=== What the task asks ===
Please copy all the lines that follow, word for word.

=== Listed entries ===
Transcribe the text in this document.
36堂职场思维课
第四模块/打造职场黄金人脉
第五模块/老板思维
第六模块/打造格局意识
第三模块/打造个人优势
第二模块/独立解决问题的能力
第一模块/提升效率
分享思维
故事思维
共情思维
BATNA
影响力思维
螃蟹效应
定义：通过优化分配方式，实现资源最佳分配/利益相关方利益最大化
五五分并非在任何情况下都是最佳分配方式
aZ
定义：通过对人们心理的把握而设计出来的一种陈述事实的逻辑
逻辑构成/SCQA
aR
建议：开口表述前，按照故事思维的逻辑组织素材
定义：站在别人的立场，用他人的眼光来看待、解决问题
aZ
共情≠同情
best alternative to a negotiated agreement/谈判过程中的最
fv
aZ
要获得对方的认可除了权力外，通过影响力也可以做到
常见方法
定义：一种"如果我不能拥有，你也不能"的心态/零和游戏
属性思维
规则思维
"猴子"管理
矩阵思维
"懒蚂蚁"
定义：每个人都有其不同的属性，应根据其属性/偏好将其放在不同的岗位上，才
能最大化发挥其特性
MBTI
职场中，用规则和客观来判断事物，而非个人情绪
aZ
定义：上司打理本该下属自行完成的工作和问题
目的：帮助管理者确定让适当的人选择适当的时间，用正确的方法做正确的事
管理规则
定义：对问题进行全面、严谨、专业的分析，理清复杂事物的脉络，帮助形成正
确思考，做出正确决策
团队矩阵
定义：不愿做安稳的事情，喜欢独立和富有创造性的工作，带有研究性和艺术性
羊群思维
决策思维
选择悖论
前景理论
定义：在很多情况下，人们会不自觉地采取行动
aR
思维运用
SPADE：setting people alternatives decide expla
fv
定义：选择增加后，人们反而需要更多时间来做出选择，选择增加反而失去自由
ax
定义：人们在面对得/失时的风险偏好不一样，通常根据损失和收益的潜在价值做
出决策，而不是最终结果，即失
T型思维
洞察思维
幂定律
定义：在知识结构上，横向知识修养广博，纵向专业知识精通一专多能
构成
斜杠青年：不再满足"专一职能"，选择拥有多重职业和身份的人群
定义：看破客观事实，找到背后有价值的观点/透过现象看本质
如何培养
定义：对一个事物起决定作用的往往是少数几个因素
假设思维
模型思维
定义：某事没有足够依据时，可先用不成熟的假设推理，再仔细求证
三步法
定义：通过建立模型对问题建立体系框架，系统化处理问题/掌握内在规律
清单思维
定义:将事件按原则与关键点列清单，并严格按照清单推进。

=== Output of the exercise ===
Transcribe the text in this document.
36堂职场思维课
第四模块/打造职场黄金人脉
第五模块/老板思维
第六模块/打造格局意识
第三模块/打造个人优势
第二模块/独立解决问题的能力
第一模块/提升效率
分享思维
故事思维
共情思维
BATNA
影响力思维
螃蟹效应
定义：通过优化分配方式，实现资源最佳分配/利益相关方利益最大化
五五分并非在任何情况下都是最佳分配方式
aZ
定义：通过对人们心理的把握而设计出来的一种陈述事实的逻辑
逻辑构成/SCQA
aR
建议：开口表述前，按照故事思维的逻辑组织素材
定义：站在别人的立场，用他人的眼光来看待、解决问题
aZ
共情≠同情
best alternative to a negotiated agreement/谈判过程中的最
fv
aZ
要获得对方的认可除了权力外，通过影响力也可以做到
常见方法
定义：一种"如果我不能拥有，你也不能"的心态/零和游戏
属性思维
规则思维
"猴子"管理
矩阵思维
"懒蚂蚁"
定义：每个人都有其不同的属性，应根据其属性/偏好将其放在不同的岗位上，才
能最大化发挥其特性
MBTI
职场中，用规则和客观来判断事物，而非个人情绪
aZ
定义：上司打理本该下属自行完成的工作和问题
目的：帮助管理者确定让适当的人选择适当的时间，用正确的方法做正确的事
管理规则
定义：对问题进行全面、严谨、专业的分析，理清复杂事物的脉络，帮助形成正
确思考，做出正确决策
团队矩阵
定义：不愿做安稳的事情，喜欢独立和富有创造性的工作，带有研究性和艺术性
羊群思维
决策思维
选择悖论
前景理论
定义：在很多情况下，人们会不自觉地采取行动
aR
思维运用
SPADE：setting people alternatives decide expla
fv
定义：选择增加后，人们反而需要更多时间来做出选择，选择增加反而失去自由
ax
定义：人们在面对得/失时的风险偏好不一样，通常根据损失和收益的潜在价值做
出决策，而不是最终结果，即失
T型思维
洞察思维
幂定律
定义：在知识结构上，横向知识修养广博，纵向专业知识精通一专多能
构成
斜杠青年：不再满足"专一职能"，选择拥有多重职业和身份的人群
定义：看破客观事实，找到背后有价值的观点/透过现象看本质
如何培养
定义：对一个事物起决定作用的往往是少数几个因素
假设思维
模型思维
定义：某事没有足够依据时，可先用不成熟的假设推理，再仔细求证
三步法
定义：通过建立模型对问题建立体系框架，系统化处理问题/掌握内在规律
清单思维
定义:将事件按原则与关键点列清单，并严格按照清单推进。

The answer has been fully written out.